— STATED EXERCISE —
Extract every record, exactly as written, and ignore the pictures.

**** RECORD SET ****

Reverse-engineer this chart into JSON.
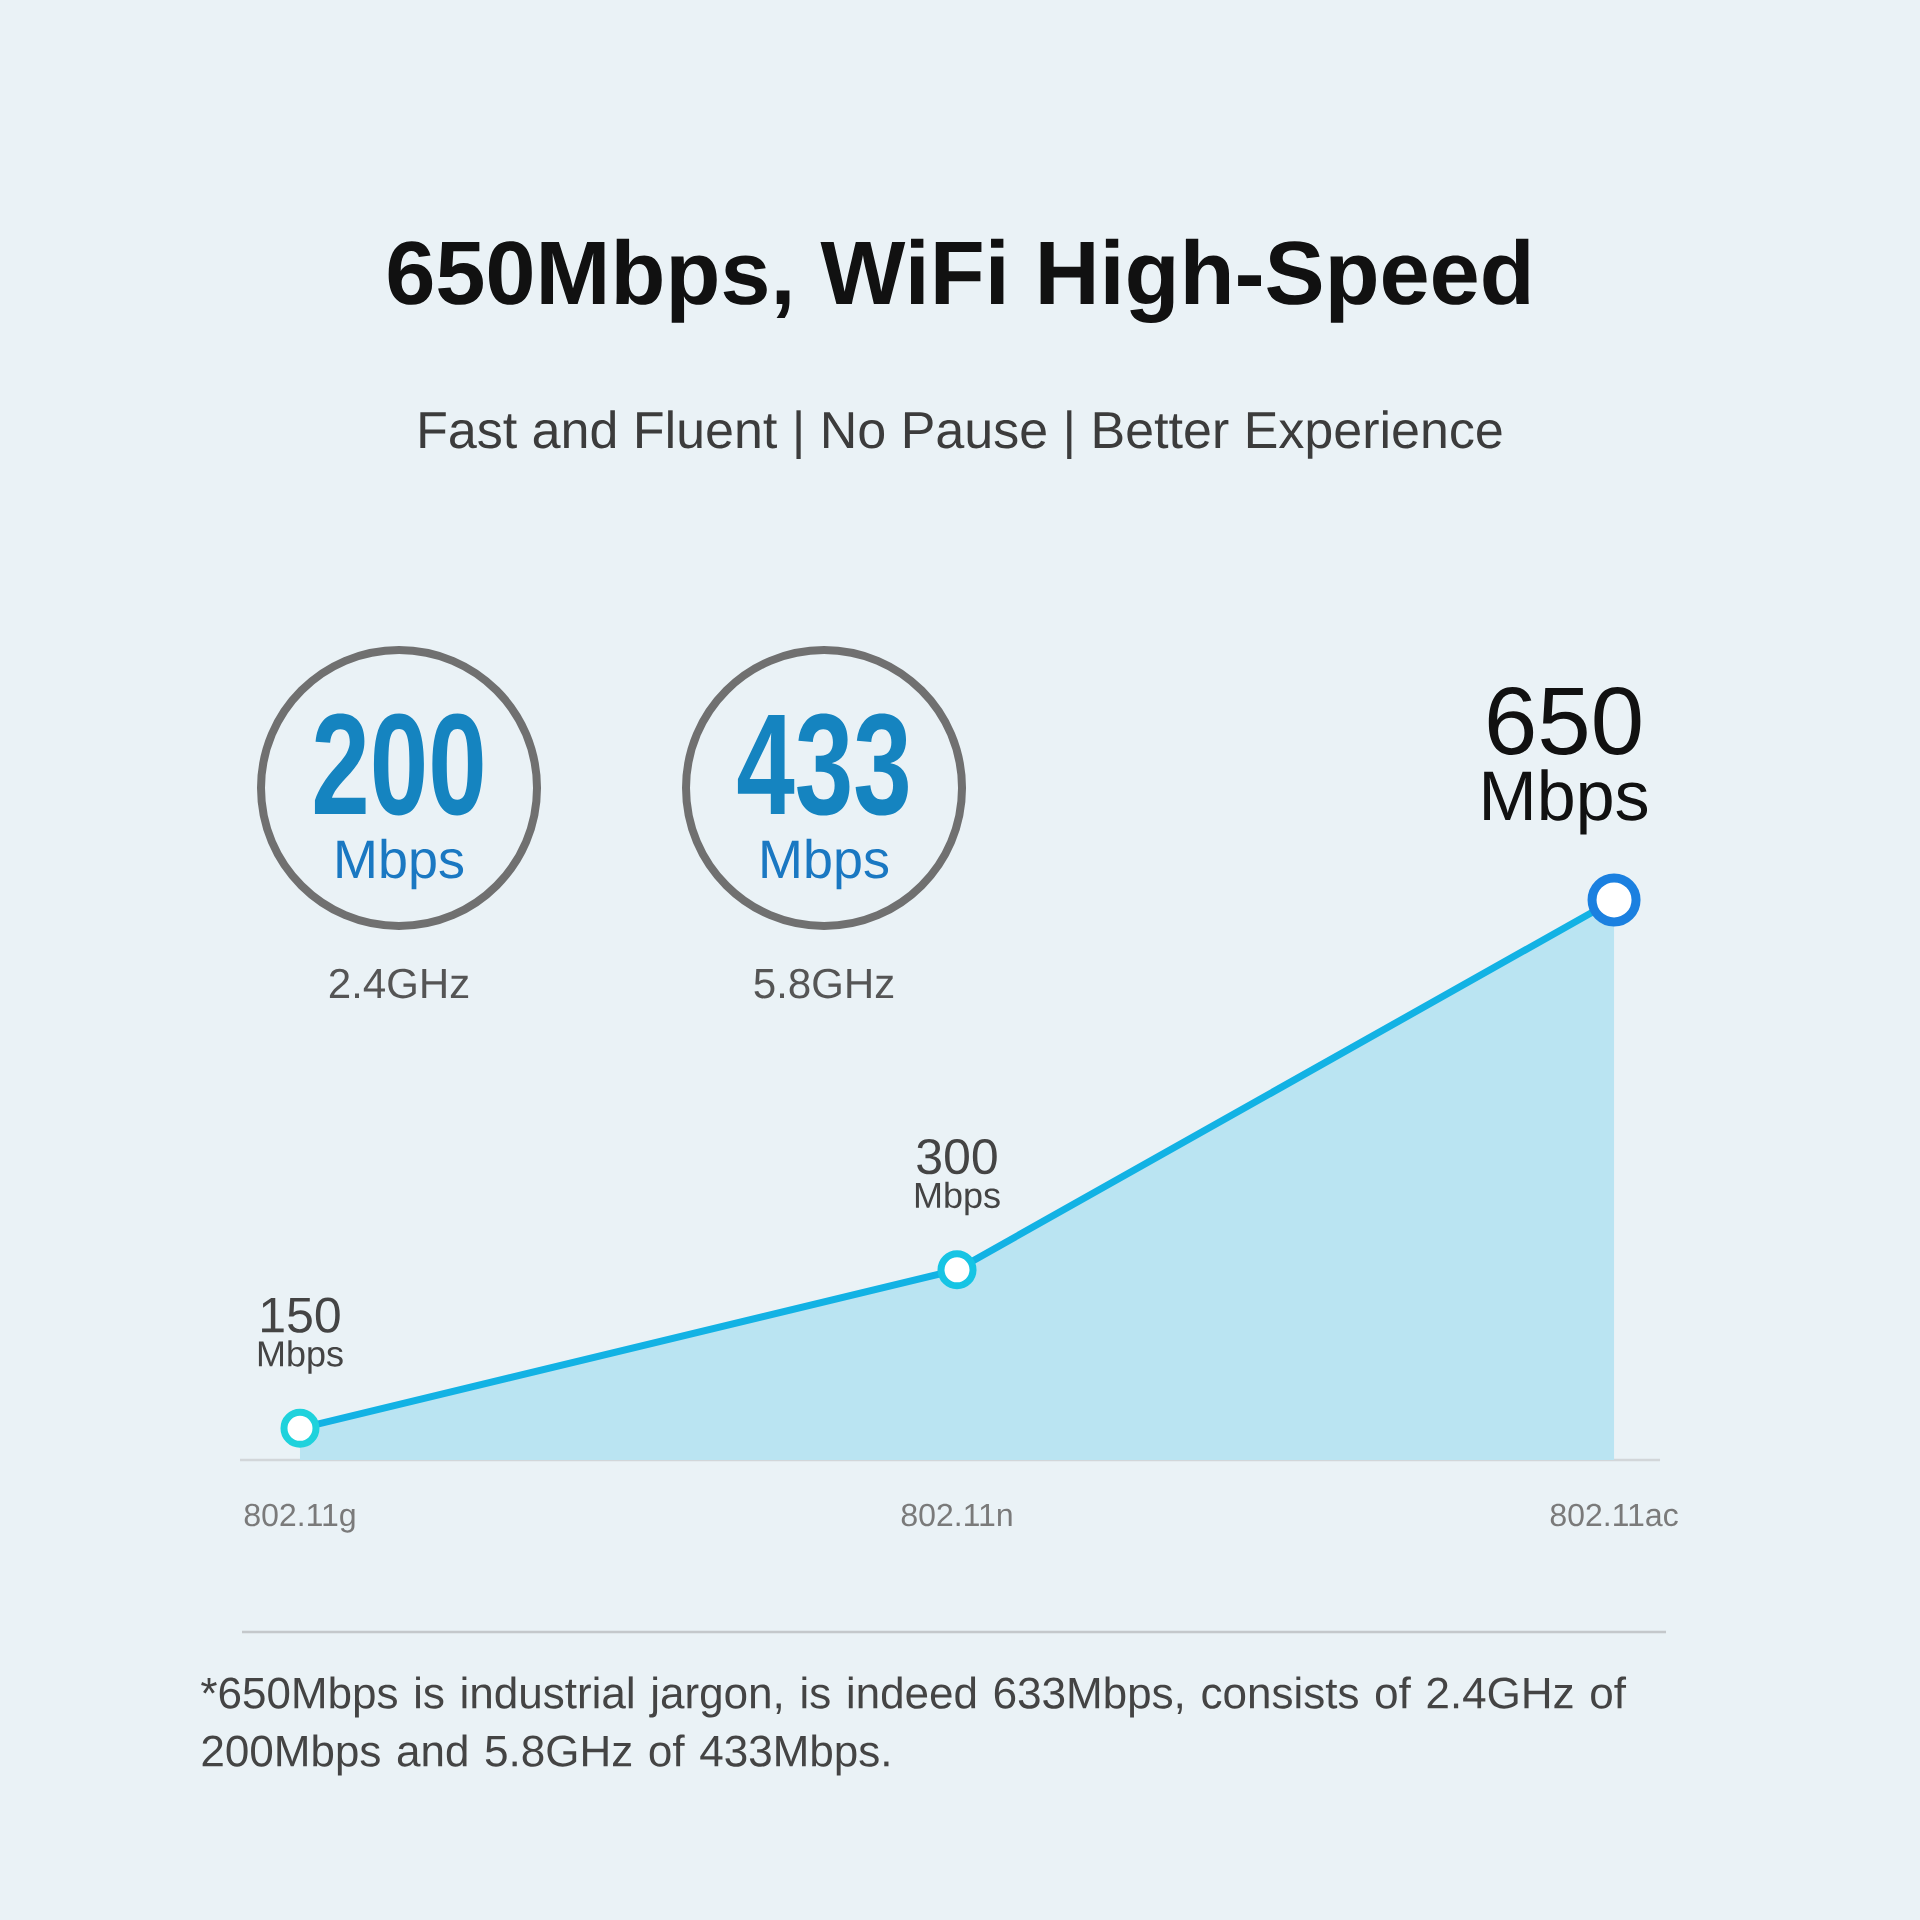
{
  "chart_data": {
    "type": "area",
    "title": "650Mbps, WiFi High-Speed",
    "subtitle": "Fast and Fluent | No Pause | Better Experience",
    "categories": [
      "802.11g",
      "802.11n",
      "802.11ac"
    ],
    "values": [
      150,
      300,
      650
    ],
    "color": "#12b2e4",
    "colors": [
      "#1fd2dc",
      "#16c4e4",
      "#1b80e0"
    ],
    "data_labels": true,
    "marker": "circle",
    "tick_labels": "x",
    "annotations": [
      "200",
      "Mbps",
      "2.4GHz",
      "433",
      "Mbps",
      "5.8GHz",
      "Mbps",
      "Mbps",
      "Mbps",
      "*650Mbps is industrial jargon, is indeed 633Mbps, consists of 2.4GHz of 200Mbps and 5.8GHz of 433Mbps."
    ]
  }
}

****

— ANSWER TO THIS EXERCISE —
Reverse-engineer this chart into JSON.
{
  "chart_data": {
    "type": "area",
    "title": "650Mbps, WiFi High-Speed",
    "subtitle": "Fast and Fluent | No Pause | Better Experience",
    "categories": [
      "802.11g",
      "802.11n",
      "802.11ac"
    ],
    "values": [
      150,
      300,
      650
    ],
    "color": "#12b2e4",
    "colors": [
      "#1fd2dc",
      "#16c4e4",
      "#1b80e0"
    ],
    "data_labels": true,
    "marker": "circle",
    "tick_labels": "x",
    "annotations": [
      "200",
      "Mbps",
      "2.4GHz",
      "433",
      "Mbps",
      "5.8GHz",
      "Mbps",
      "Mbps",
      "Mbps",
      "*650Mbps is industrial jargon, is indeed 633Mbps, consists of 2.4GHz of 200Mbps and 5.8GHz of 433Mbps."
    ]
  }
}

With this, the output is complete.